Data supplied
########

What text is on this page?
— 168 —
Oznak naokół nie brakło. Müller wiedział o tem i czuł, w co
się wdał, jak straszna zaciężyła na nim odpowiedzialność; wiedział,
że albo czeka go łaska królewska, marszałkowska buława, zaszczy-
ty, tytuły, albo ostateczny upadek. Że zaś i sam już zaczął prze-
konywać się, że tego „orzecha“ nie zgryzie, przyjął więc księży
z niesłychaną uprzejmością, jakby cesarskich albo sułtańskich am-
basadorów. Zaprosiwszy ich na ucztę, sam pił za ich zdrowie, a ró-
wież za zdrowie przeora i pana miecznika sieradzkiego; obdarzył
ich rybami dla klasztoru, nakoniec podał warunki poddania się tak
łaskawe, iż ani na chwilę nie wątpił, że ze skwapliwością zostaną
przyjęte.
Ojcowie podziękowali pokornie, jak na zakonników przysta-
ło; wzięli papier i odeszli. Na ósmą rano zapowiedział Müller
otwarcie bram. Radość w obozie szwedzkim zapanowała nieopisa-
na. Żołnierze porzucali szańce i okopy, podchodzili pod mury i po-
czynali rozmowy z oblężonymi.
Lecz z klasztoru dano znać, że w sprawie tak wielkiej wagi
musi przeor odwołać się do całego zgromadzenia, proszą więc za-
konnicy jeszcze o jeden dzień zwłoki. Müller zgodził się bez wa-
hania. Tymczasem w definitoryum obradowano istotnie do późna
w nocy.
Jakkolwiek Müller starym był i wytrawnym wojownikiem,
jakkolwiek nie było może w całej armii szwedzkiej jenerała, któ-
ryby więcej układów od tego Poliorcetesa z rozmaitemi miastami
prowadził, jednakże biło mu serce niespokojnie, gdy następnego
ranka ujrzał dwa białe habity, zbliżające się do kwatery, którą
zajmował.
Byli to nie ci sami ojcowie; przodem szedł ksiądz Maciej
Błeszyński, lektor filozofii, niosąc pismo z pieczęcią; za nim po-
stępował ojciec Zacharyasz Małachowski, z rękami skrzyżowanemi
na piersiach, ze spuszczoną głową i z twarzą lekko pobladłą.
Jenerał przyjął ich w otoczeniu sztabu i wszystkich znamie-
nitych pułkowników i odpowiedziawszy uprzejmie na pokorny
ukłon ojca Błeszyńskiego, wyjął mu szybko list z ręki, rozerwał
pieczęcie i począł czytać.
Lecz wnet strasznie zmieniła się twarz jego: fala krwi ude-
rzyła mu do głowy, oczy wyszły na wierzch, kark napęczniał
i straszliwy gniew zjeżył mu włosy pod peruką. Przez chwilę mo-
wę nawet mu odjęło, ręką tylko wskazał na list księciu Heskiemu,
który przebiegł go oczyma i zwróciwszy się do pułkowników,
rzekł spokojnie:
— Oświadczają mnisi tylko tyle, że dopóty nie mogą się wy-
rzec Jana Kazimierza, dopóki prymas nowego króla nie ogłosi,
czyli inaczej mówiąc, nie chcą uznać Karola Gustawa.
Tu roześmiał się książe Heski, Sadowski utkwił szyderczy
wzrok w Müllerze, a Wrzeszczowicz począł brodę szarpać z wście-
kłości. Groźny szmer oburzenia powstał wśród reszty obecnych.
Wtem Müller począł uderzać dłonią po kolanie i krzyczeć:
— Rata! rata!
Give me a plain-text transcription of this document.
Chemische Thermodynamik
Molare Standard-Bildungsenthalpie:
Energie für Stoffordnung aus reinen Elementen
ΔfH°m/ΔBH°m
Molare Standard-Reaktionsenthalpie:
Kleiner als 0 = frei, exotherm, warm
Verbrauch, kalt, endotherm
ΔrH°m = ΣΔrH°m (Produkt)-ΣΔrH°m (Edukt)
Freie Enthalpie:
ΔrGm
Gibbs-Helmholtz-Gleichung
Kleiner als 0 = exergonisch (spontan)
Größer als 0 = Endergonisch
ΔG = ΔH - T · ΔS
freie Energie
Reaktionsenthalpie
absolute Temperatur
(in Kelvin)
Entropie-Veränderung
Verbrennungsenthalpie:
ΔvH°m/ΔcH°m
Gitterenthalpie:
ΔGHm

########

What this task involves
Return the lines from the line containing "Give me a plain-text" to the end of the entries above, exactly as they appear and with no other output.

Result of this exercise
Give me a plain-text transcription of this document.
Chemische Thermodynamik
Molare Standard-Bildungsenthalpie:
Energie für Stoffordnung aus reinen Elementen
ΔfH°m/ΔBH°m
Molare Standard-Reaktionsenthalpie:
Kleiner als 0 = frei, exotherm, warm
Verbrauch, kalt, endotherm
ΔrH°m = ΣΔrH°m (Produkt)-ΣΔrH°m (Edukt)
Freie Enthalpie:
ΔrGm
Gibbs-Helmholtz-Gleichung
Kleiner als 0 = exergonisch (spontan)
Größer als 0 = Endergonisch
ΔG = ΔH - T · ΔS
freie Energie
Reaktionsenthalpie
absolute Temperatur
(in Kelvin)
Entropie-Veränderung
Verbrennungsenthalpie:
ΔvH°m/ΔcH°m
Gitterenthalpie:
ΔGHm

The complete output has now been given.